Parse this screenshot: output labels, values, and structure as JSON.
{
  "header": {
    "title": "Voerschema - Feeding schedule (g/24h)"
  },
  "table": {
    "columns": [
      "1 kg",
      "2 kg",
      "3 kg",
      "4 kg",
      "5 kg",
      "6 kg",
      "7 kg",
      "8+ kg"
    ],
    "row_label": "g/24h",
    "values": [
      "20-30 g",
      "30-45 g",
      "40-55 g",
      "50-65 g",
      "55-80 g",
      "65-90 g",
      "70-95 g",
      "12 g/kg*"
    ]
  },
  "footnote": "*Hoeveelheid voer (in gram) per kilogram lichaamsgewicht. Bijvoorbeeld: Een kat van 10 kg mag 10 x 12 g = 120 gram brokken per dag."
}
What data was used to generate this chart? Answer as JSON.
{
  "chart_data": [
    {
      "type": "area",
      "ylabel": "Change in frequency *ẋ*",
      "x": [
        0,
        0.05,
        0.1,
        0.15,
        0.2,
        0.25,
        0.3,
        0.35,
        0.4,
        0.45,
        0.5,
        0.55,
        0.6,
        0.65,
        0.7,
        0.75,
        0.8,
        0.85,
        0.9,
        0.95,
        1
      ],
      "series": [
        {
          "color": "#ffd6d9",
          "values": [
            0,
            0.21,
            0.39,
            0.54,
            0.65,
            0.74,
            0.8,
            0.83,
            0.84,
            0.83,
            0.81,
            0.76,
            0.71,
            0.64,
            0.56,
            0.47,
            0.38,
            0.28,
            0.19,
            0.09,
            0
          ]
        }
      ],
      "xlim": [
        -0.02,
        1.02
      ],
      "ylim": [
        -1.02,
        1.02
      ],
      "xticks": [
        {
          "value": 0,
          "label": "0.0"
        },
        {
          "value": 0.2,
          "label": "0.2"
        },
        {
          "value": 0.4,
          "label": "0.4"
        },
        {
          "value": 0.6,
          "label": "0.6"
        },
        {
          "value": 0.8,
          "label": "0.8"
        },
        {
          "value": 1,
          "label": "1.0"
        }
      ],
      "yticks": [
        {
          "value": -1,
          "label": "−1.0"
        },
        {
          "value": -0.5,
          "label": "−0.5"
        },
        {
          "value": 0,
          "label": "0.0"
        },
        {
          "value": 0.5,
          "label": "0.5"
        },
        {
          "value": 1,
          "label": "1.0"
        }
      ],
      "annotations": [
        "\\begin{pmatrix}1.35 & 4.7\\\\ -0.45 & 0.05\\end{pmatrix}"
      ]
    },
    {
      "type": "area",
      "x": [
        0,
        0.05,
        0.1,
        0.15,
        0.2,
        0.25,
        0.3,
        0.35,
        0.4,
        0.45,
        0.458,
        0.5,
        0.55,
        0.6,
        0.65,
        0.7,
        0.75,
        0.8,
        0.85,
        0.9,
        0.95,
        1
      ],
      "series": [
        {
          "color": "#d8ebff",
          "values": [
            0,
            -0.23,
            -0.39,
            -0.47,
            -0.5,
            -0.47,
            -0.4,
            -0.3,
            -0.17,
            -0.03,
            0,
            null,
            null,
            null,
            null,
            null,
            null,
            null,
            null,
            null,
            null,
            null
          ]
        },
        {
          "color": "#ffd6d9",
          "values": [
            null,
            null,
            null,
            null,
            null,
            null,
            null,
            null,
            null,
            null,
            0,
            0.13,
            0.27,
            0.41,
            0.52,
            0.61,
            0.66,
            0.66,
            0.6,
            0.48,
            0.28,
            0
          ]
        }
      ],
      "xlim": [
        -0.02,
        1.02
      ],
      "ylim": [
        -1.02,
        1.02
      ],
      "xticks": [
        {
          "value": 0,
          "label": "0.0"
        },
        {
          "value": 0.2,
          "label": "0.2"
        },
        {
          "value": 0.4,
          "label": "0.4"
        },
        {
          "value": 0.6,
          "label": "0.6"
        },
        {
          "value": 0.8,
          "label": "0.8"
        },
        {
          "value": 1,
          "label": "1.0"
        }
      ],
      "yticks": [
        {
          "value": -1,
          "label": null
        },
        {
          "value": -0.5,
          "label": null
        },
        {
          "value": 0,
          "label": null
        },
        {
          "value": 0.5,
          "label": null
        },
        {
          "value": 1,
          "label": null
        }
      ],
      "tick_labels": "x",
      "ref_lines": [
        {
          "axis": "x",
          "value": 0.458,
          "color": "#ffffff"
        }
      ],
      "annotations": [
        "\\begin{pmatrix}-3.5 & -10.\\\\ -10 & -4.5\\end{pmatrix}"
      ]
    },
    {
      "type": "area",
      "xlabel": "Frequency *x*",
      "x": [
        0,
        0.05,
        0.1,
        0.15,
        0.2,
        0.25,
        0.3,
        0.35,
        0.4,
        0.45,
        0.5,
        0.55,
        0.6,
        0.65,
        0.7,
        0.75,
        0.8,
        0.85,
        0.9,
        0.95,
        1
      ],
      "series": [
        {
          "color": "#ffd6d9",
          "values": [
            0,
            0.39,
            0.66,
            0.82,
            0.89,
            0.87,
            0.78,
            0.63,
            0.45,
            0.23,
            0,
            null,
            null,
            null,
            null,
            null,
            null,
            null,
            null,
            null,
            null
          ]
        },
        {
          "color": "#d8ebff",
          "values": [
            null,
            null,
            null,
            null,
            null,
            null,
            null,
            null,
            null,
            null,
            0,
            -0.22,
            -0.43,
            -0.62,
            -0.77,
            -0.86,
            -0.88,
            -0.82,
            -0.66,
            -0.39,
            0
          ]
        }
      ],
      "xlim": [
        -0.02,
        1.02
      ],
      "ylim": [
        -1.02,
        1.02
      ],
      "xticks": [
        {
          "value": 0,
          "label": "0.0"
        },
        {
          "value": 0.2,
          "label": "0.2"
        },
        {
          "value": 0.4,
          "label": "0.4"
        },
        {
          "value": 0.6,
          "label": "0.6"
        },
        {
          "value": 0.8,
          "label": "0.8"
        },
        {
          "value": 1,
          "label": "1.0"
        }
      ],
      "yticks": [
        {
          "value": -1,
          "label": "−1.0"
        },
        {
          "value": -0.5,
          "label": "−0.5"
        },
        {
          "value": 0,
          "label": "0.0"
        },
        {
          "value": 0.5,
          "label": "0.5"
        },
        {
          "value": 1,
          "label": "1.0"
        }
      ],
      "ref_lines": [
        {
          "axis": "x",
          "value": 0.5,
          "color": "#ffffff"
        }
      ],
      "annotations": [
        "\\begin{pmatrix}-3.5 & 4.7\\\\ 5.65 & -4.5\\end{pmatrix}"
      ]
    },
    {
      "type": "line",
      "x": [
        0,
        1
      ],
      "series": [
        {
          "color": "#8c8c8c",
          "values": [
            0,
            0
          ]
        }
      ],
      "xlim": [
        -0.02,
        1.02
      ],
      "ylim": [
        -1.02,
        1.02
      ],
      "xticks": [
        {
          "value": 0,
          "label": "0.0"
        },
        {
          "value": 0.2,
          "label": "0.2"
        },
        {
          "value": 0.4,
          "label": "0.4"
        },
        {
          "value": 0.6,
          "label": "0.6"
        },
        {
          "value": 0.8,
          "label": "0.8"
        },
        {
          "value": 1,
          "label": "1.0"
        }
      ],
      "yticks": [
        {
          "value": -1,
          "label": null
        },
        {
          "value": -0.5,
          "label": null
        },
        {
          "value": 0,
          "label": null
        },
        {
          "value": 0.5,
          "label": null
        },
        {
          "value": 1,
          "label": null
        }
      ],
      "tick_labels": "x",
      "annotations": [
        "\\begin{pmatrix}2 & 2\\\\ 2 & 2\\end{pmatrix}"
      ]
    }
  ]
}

WHAT YOU ARE ASKED TO DO: Repeat all of the records above exactly as they appear.

COMPLETE OUTPUT:
Parse this screenshot: output labels, values, and structure as JSON.
{
  "header": {
    "title": "Voerschema - Feeding schedule (g/24h)"
  },
  "table": {
    "columns": [
      "1 kg",
      "2 kg",
      "3 kg",
      "4 kg",
      "5 kg",
      "6 kg",
      "7 kg",
      "8+ kg"
    ],
    "row_label": "g/24h",
    "values": [
      "20-30 g",
      "30-45 g",
      "40-55 g",
      "50-65 g",
      "55-80 g",
      "65-90 g",
      "70-95 g",
      "12 g/kg*"
    ]
  },
  "footnote": "*Hoeveelheid voer (in gram) per kilogram lichaamsgewicht. Bijvoorbeeld: Een kat van 10 kg mag 10 x 12 g = 120 gram brokken per dag."
}
What data was used to generate this chart? Answer as JSON.
{
  "chart_data": [
    {
      "type": "area",
      "ylabel": "Change in frequency *ẋ*",
      "x": [
        0,
        0.05,
        0.1,
        0.15,
        0.2,
        0.25,
        0.3,
        0.35,
        0.4,
        0.45,
        0.5,
        0.55,
        0.6,
        0.65,
        0.7,
        0.75,
        0.8,
        0.85,
        0.9,
        0.95,
        1
      ],
      "series": [
        {
          "color": "#ffd6d9",
          "values": [
            0,
            0.21,
            0.39,
            0.54,
            0.65,
            0.74,
            0.8,
            0.83,
            0.84,
            0.83,
            0.81,
            0.76,
            0.71,
            0.64,
            0.56,
            0.47,
            0.38,
            0.28,
            0.19,
            0.09,
            0
          ]
        }
      ],
      "xlim": [
        -0.02,
        1.02
      ],
      "ylim": [
        -1.02,
        1.02
      ],
      "xticks": [
        {
          "value": 0,
          "label": "0.0"
        },
        {
          "value": 0.2,
          "label": "0.2"
        },
        {
          "value": 0.4,
          "label": "0.4"
        },
        {
          "value": 0.6,
          "label": "0.6"
        },
        {
          "value": 0.8,
          "label": "0.8"
        },
        {
          "value": 1,
          "label": "1.0"
        }
      ],
      "yticks": [
        {
          "value": -1,
          "label": "−1.0"
        },
        {
          "value": -0.5,
          "label": "−0.5"
        },
        {
          "value": 0,
          "label": "0.0"
        },
        {
          "value": 0.5,
          "label": "0.5"
        },
        {
          "value": 1,
          "label": "1.0"
        }
      ],
      "annotations": [
        "\\begin{pmatrix}1.35 & 4.7\\\\ -0.45 & 0.05\\end{pmatrix}"
      ]
    },
    {
      "type": "area",
      "x": [
        0,
        0.05,
        0.1,
        0.15,
        0.2,
        0.25,
        0.3,
        0.35,
        0.4,
        0.45,
        0.458,
        0.5,
        0.55,
        0.6,
        0.65,
        0.7,
        0.75,
        0.8,
        0.85,
        0.9,
        0.95,
        1
      ],
      "series": [
        {
          "color": "#d8ebff",
          "values": [
            0,
            -0.23,
            -0.39,
            -0.47,
            -0.5,
            -0.47,
            -0.4,
            -0.3,
            -0.17,
            -0.03,
            0,
            null,
            null,
            null,
            null,
            null,
            null,
            null,
            null,
            null,
            null,
            null
          ]
        },
        {
          "color": "#ffd6d9",
          "values": [
            null,
            null,
            null,
            null,
            null,
            null,
            null,
            null,
            null,
            null,
            0,
            0.13,
            0.27,
            0.41,
            0.52,
            0.61,
            0.66,
            0.66,
            0.6,
            0.48,
            0.28,
            0
          ]
        }
      ],
      "xlim": [
        -0.02,
        1.02
      ],
      "ylim": [
        -1.02,
        1.02
      ],
      "xticks": [
        {
          "value": 0,
          "label": "0.0"
        },
        {
          "value": 0.2,
          "label": "0.2"
        },
        {
          "value": 0.4,
          "label": "0.4"
        },
        {
          "value": 0.6,
          "label": "0.6"
        },
        {
          "value": 0.8,
          "label": "0.8"
        },
        {
          "value": 1,
          "label": "1.0"
        }
      ],
      "yticks": [
        {
          "value": -1,
          "label": null
        },
        {
          "value": -0.5,
          "label": null
        },
        {
          "value": 0,
          "label": null
        },
        {
          "value": 0.5,
          "label": null
        },
        {
          "value": 1,
          "label": null
        }
      ],
      "tick_labels": "x",
      "ref_lines": [
        {
          "axis": "x",
          "value": 0.458,
          "color": "#ffffff"
        }
      ],
      "annotations": [
        "\\begin{pmatrix}-3.5 & -10.\\\\ -10 & -4.5\\end{pmatrix}"
      ]
    },
    {
      "type": "area",
      "xlabel": "Frequency *x*",
      "x": [
        0,
        0.05,
        0.1,
        0.15,
        0.2,
        0.25,
        0.3,
        0.35,
        0.4,
        0.45,
        0.5,
        0.55,
        0.6,
        0.65,
        0.7,
        0.75,
        0.8,
        0.85,
        0.9,
        0.95,
        1
      ],
      "series": [
        {
          "color": "#ffd6d9",
          "values": [
            0,
            0.39,
            0.66,
            0.82,
            0.89,
            0.87,
            0.78,
            0.63,
            0.45,
            0.23,
            0,
            null,
            null,
            null,
            null,
            null,
            null,
            null,
            null,
            null,
            null
          ]
        },
        {
          "color": "#d8ebff",
          "values": [
            null,
            null,
            null,
            null,
            null,
            null,
            null,
            null,
            null,
            null,
            0,
            -0.22,
            -0.43,
            -0.62,
            -0.77,
            -0.86,
            -0.88,
            -0.82,
            -0.66,
            -0.39,
            0
          ]
        }
      ],
      "xlim": [
        -0.02,
        1.02
      ],
      "ylim": [
        -1.02,
        1.02
      ],
      "xticks": [
        {
          "value": 0,
          "label": "0.0"
        },
        {
          "value": 0.2,
          "label": "0.2"
        },
        {
          "value": 0.4,
          "label": "0.4"
        },
        {
          "value": 0.6,
          "label": "0.6"
        },
        {
          "value": 0.8,
          "label": "0.8"
        },
        {
          "value": 1,
          "label": "1.0"
        }
      ],
      "yticks": [
        {
          "value": -1,
          "label": "−1.0"
        },
        {
          "value": -0.5,
          "label": "−0.5"
        },
        {
          "value": 0,
          "label": "0.0"
        },
        {
          "value": 0.5,
          "label": "0.5"
        },
        {
          "value": 1,
          "label": "1.0"
        }
      ],
      "ref_lines": [
        {
          "axis": "x",
          "value": 0.5,
          "color": "#ffffff"
        }
      ],
      "annotations": [
        "\\begin{pmatrix}-3.5 & 4.7\\\\ 5.65 & -4.5\\end{pmatrix}"
      ]
    },
    {
      "type": "line",
      "x": [
        0,
        1
      ],
      "series": [
        {
          "color": "#8c8c8c",
          "values": [
            0,
            0
          ]
        }
      ],
      "xlim": [
        -0.02,
        1.02
      ],
      "ylim": [
        -1.02,
        1.02
      ],
      "xticks": [
        {
          "value": 0,
          "label": "0.0"
        },
        {
          "value": 0.2,
          "label": "0.2"
        },
        {
          "value": 0.4,
          "label": "0.4"
        },
        {
          "value": 0.6,
          "label": "0.6"
        },
        {
          "value": 0.8,
          "label": "0.8"
        },
        {
          "value": 1,
          "label": "1.0"
        }
      ],
      "yticks": [
        {
          "value": -1,
          "label": null
        },
        {
          "value": -0.5,
          "label": null
        },
        {
          "value": 0,
          "label": null
        },
        {
          "value": 0.5,
          "label": null
        },
        {
          "value": 1,
          "label": null
        }
      ],
      "tick_labels": "x",
      "annotations": [
        "\\begin{pmatrix}2 & 2\\\\ 2 & 2\\end{pmatrix}"
      ]
    }
  ]
}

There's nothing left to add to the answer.